DATA SHOWN:
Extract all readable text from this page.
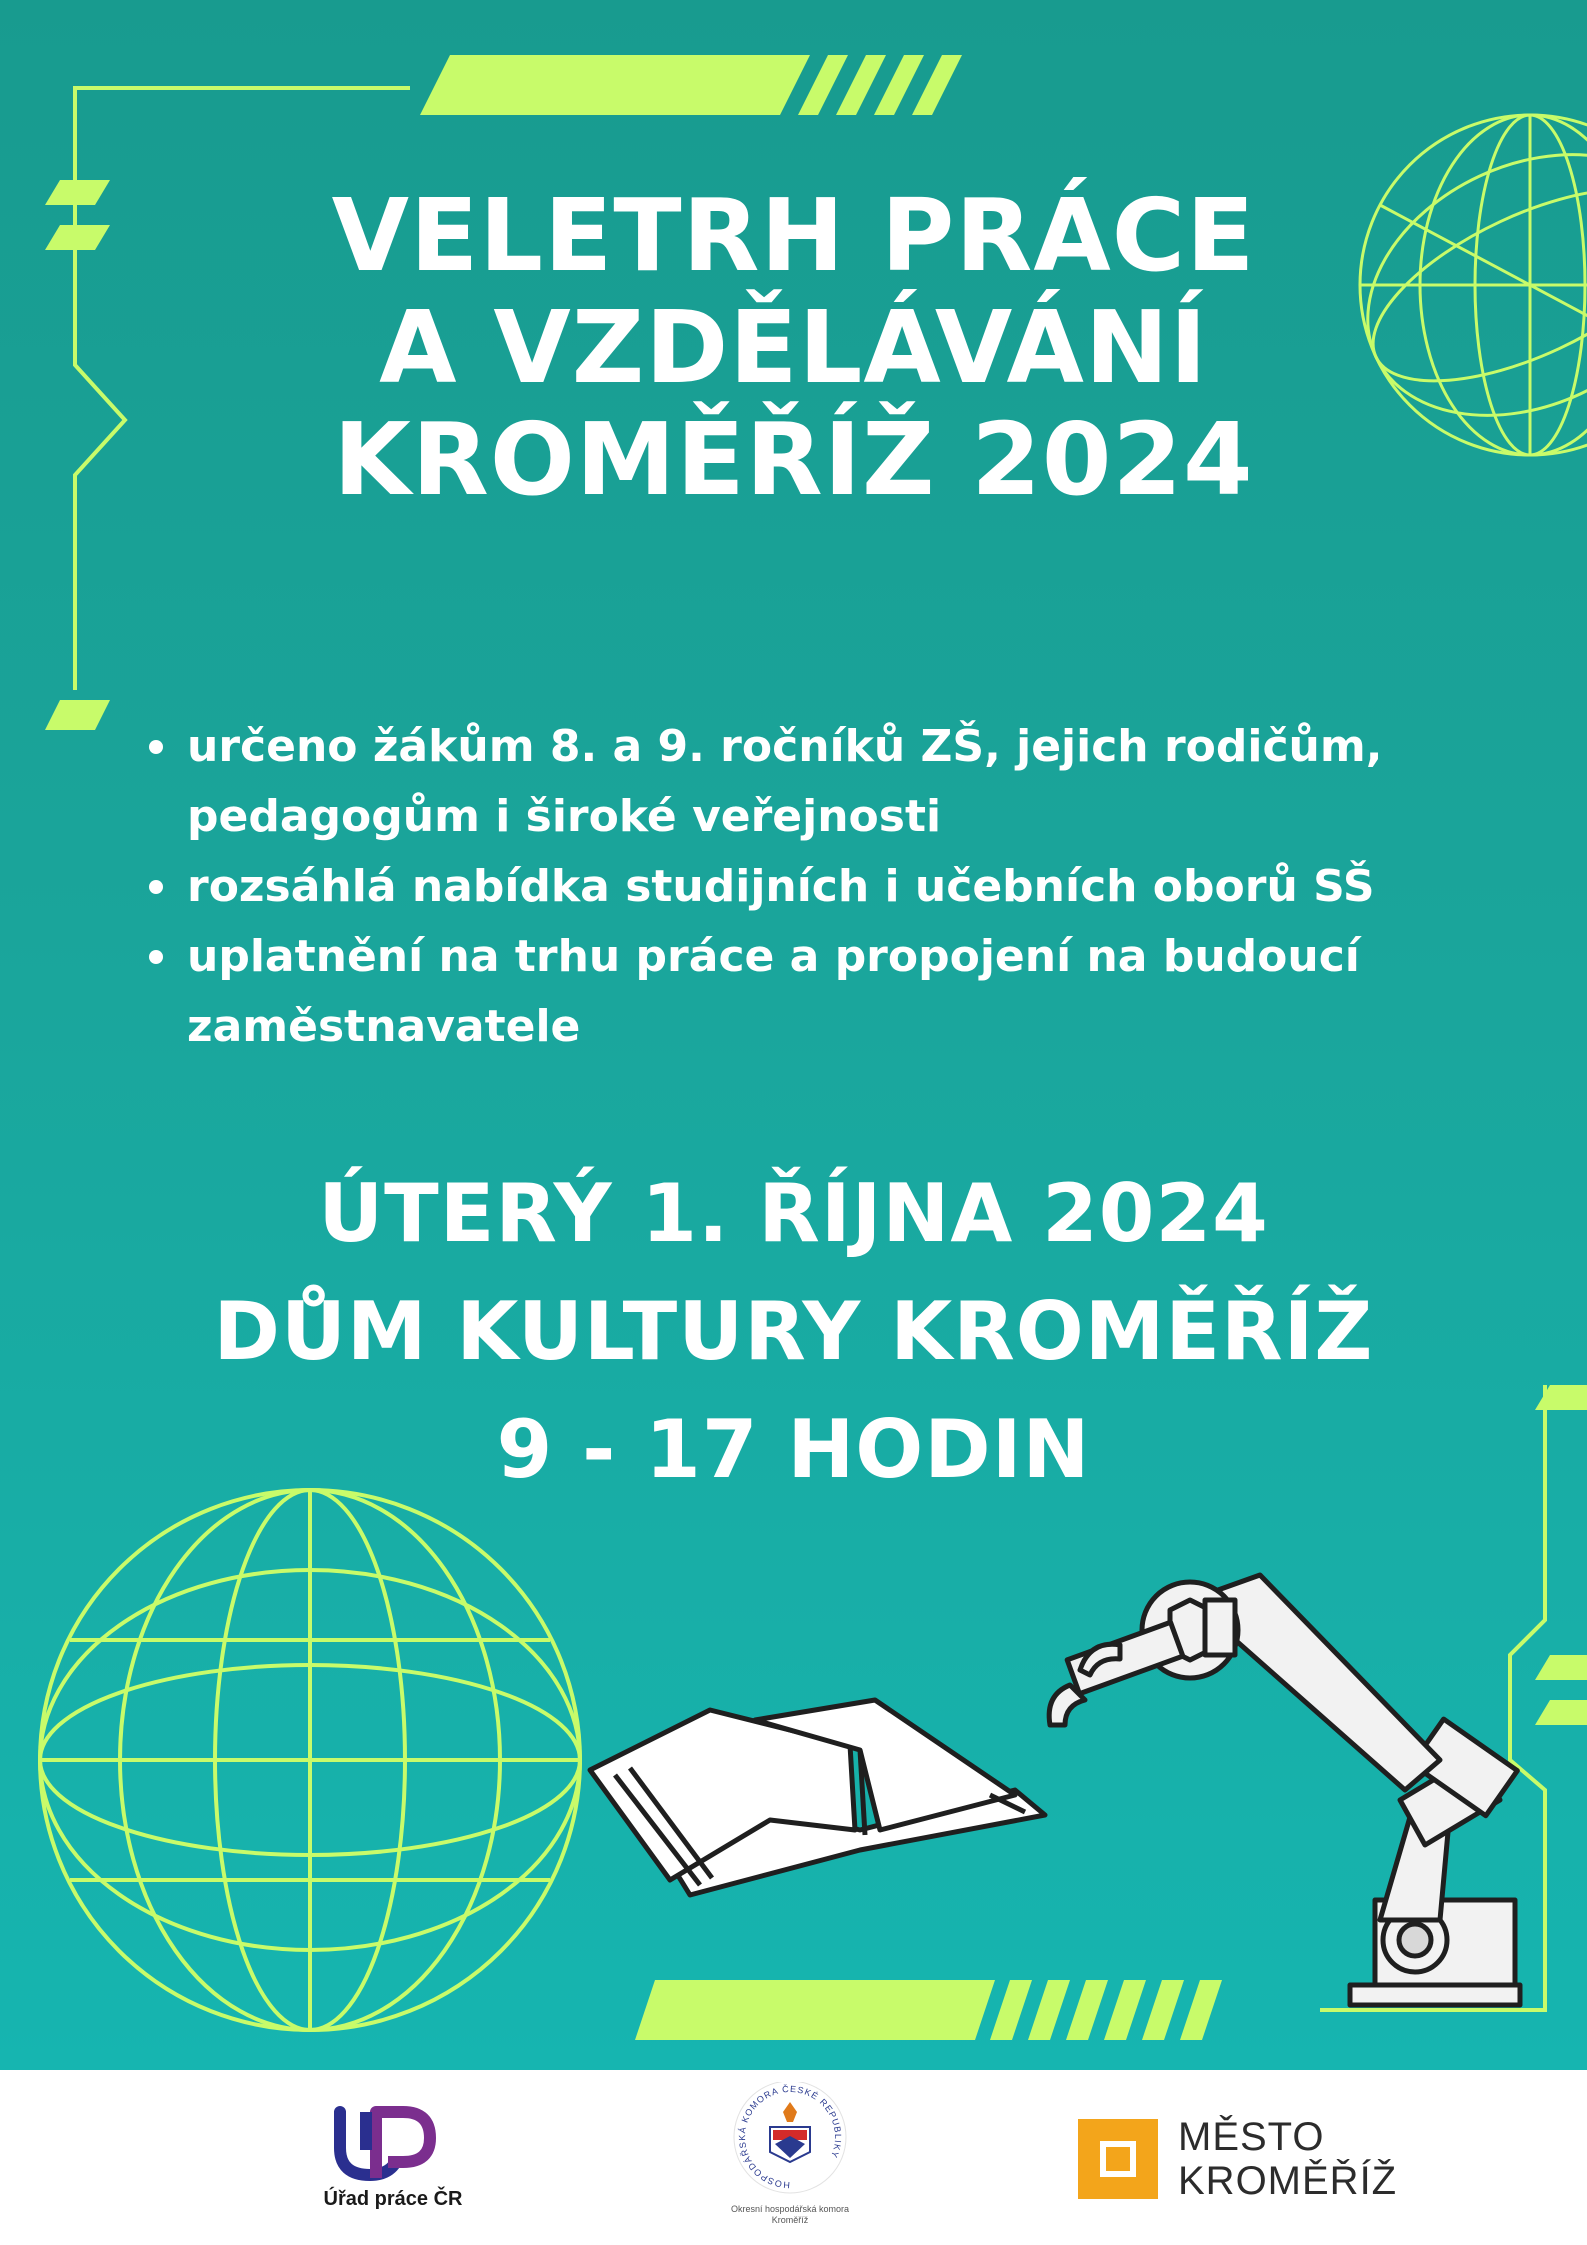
VELETRH PRÁCE
A VZDĚLÁVÁNÍ
KROMĚŘÍŽ 2024
určeno žákům 8. a 9. ročníků ZŠ, jejich rodičům,
pedagogům i široké veřejnosti
rozsáhlá nabídka studijních i učebních oborů SŠ
uplatnění na trhu práce a propojení na budoucí
zaměstnavatele
ÚTERÝ 1. ŘÍJNA 2024
DŮM KULTURY KROMĚŘÍŽ
9 - 17 HODIN
Úřad práce ČR
HOSPODÁŘSKÁ KOMORA ČESKÉ REPUBLIKY
Okresní hospodářská komora
Kroměříž
MĚSTO
KROMĚŘÍŽ
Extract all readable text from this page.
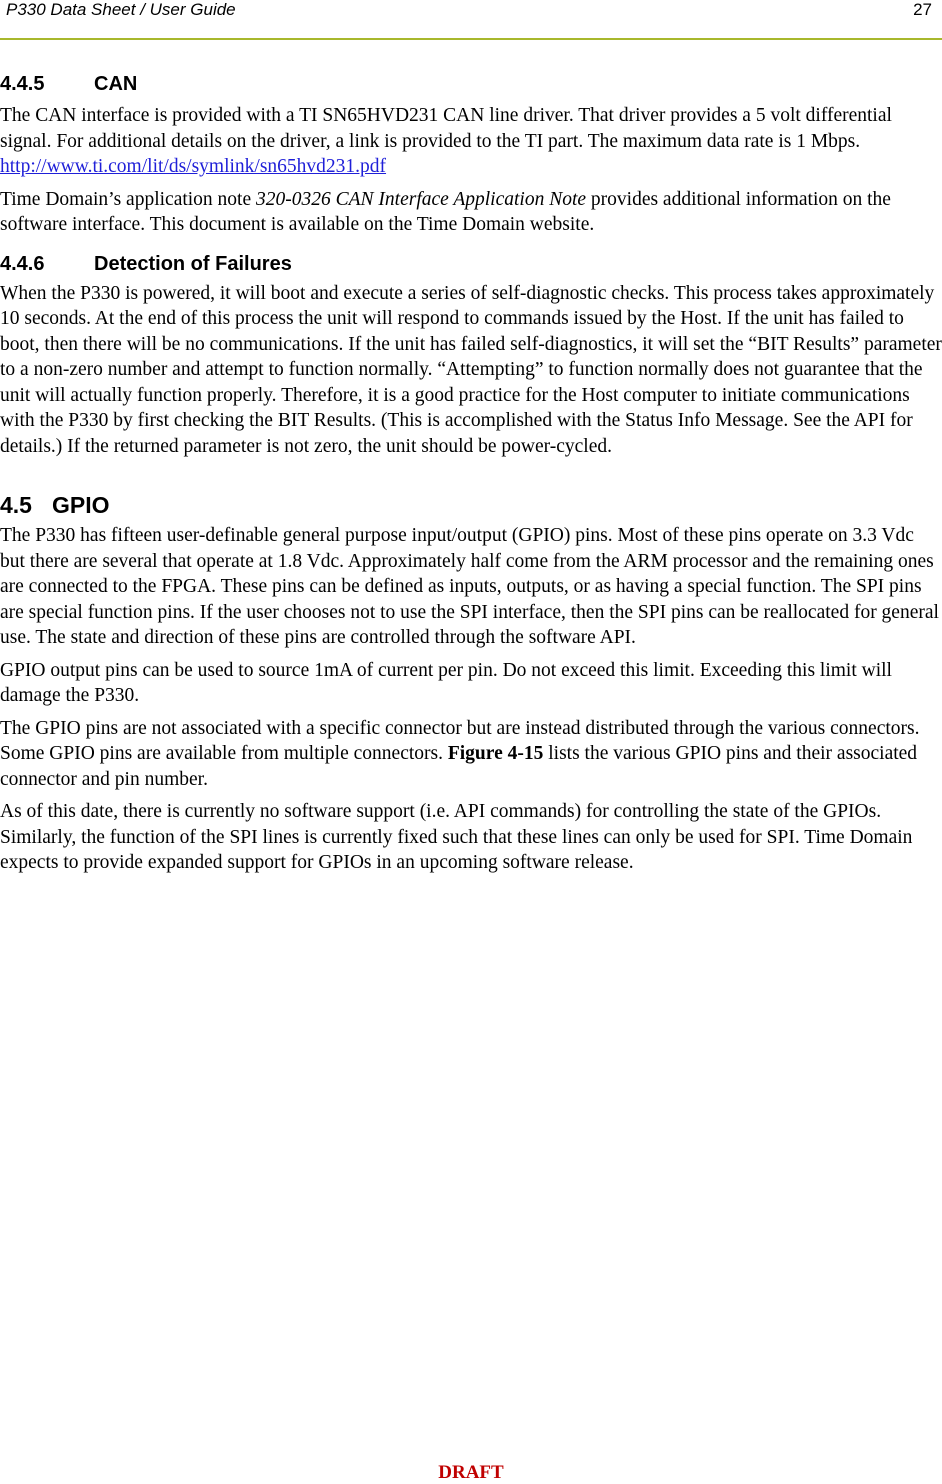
P330 Data Sheet / User Guide	27
4.4.5 CAN

The CAN interface is provided with a TI SN65HVD231 CAN line driver. That driver provides a 5 volt differential signal. For additional details on the driver, a link is provided to the TI part. The maximum data rate is 1 Mbps. http://www.ti.com/lit/ds/symlink/sn65hvd231.pdf

Time Domain’s application note 320-0326 CAN Interface Application Note provides additional information on the software interface. This document is available on the Time Domain website.

4.4.6 Detection of Failures

When the P330 is powered, it will boot and execute a series of self-diagnostic checks. This process takes approximately 10 seconds. At the end of this process the unit will respond to commands issued by the Host. If the unit has failed to boot, then there will be no communications. If the unit has failed self-diagnostics, it will set the “BIT Results” parameter to a non-zero number and attempt to function normally. “Attempting” to function normally does not guarantee that the unit will actually function properly. Therefore, it is a good practice for the Host computer to initiate communications with the P330 by first checking the BIT Results. (This is accomplished with the Status Info Message. See the API for details.) If the returned parameter is not zero, the unit should be power-cycled.

4.5 GPIO

The P330 has fifteen user-definable general purpose input/output (GPIO) pins. Most of these pins operate on 3.3 Vdc but there are several that operate at 1.8 Vdc. Approximately half come from the ARM processor and the remaining ones are connected to the FPGA. These pins can be defined as inputs, outputs, or as having a special function. The SPI pins are special function pins. If the user chooses not to use the SPI interface, then the SPI pins can be reallocated for general use. The state and direction of these pins are controlled through the software API.

GPIO output pins can be used to source 1mA of current per pin. Do not exceed this limit. Exceeding this limit will damage the P330.

The GPIO pins are not associated with a specific connector but are instead distributed through the various connectors. Some GPIO pins are available from multiple connectors. Figure 4-15 lists the various GPIO pins and their associated connector and pin number.

As of this date, there is currently no software support (i.e. API commands) for controlling the state of the GPIOs. Similarly, the function of the SPI lines is currently fixed such that these lines can only be used for SPI. Time Domain expects to provide expanded support for GPIOs in an upcoming software release.

DRAFT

EXERCISE OBJECTIVE: Print the complete listing exactly, apart from any pictures.

WRITTEN SOLUTION:
Extract all readable text from this page.
VELETRH PRÁCE
A VZDĚLÁVÁNÍ
KROMĚŘÍŽ 2024
určeno žákům 8. a 9. ročníků ZŠ, jejich rodičům,
pedagogům i široké veřejnosti
rozsáhlá nabídka studijních i učebních oborů SŠ
uplatnění na trhu práce a propojení na budoucí
zaměstnavatele
ÚTERÝ 1. ŘÍJNA 2024
DŮM KULTURY KROMĚŘÍŽ
9 - 17 HODIN
Úřad práce ČR
HOSPODÁŘSKÁ KOMORA ČESKÉ REPUBLIKY
Okresní hospodářská komora
Kroměříž
MĚSTO
KROMĚŘÍŽ
Extract all readable text from this page.
P330 Data Sheet / User Guide	27
4.4.5 CAN

The CAN interface is provided with a TI SN65HVD231 CAN line driver. That driver provides a 5 volt differential signal. For additional details on the driver, a link is provided to the TI part. The maximum data rate is 1 Mbps. http://www.ti.com/lit/ds/symlink/sn65hvd231.pdf

Time Domain’s application note 320-0326 CAN Interface Application Note provides additional information on the software interface. This document is available on the Time Domain website.

4.4.6 Detection of Failures

When the P330 is powered, it will boot and execute a series of self-diagnostic checks. This process takes approximately 10 seconds. At the end of this process the unit will respond to commands issued by the Host. If the unit has failed to boot, then there will be no communications. If the unit has failed self-diagnostics, it will set the “BIT Results” parameter to a non-zero number and attempt to function normally. “Attempting” to function normally does not guarantee that the unit will actually function properly. Therefore, it is a good practice for the Host computer to initiate communications with the P330 by first checking the BIT Results. (This is accomplished with the Status Info Message. See the API for details.) If the returned parameter is not zero, the unit should be power-cycled.

4.5 GPIO

The P330 has fifteen user-definable general purpose input/output (GPIO) pins. Most of these pins operate on 3.3 Vdc but there are several that operate at 1.8 Vdc. Approximately half come from the ARM processor and the remaining ones are connected to the FPGA. These pins can be defined as inputs, outputs, or as having a special function. The SPI pins are special function pins. If the user chooses not to use the SPI interface, then the SPI pins can be reallocated for general use. The state and direction of these pins are controlled through the software API.

GPIO output pins can be used to source 1mA of current per pin. Do not exceed this limit. Exceeding this limit will damage the P330.

The GPIO pins are not associated with a specific connector but are instead distributed through the various connectors. Some GPIO pins are available from multiple connectors. Figure 4-15 lists the various GPIO pins and their associated connector and pin number.

As of this date, there is currently no software support (i.e. API commands) for controlling the state of the GPIOs. Similarly, the function of the SPI lines is currently fixed such that these lines can only be used for SPI. Time Domain expects to provide expanded support for GPIOs in an upcoming software release.

DRAFT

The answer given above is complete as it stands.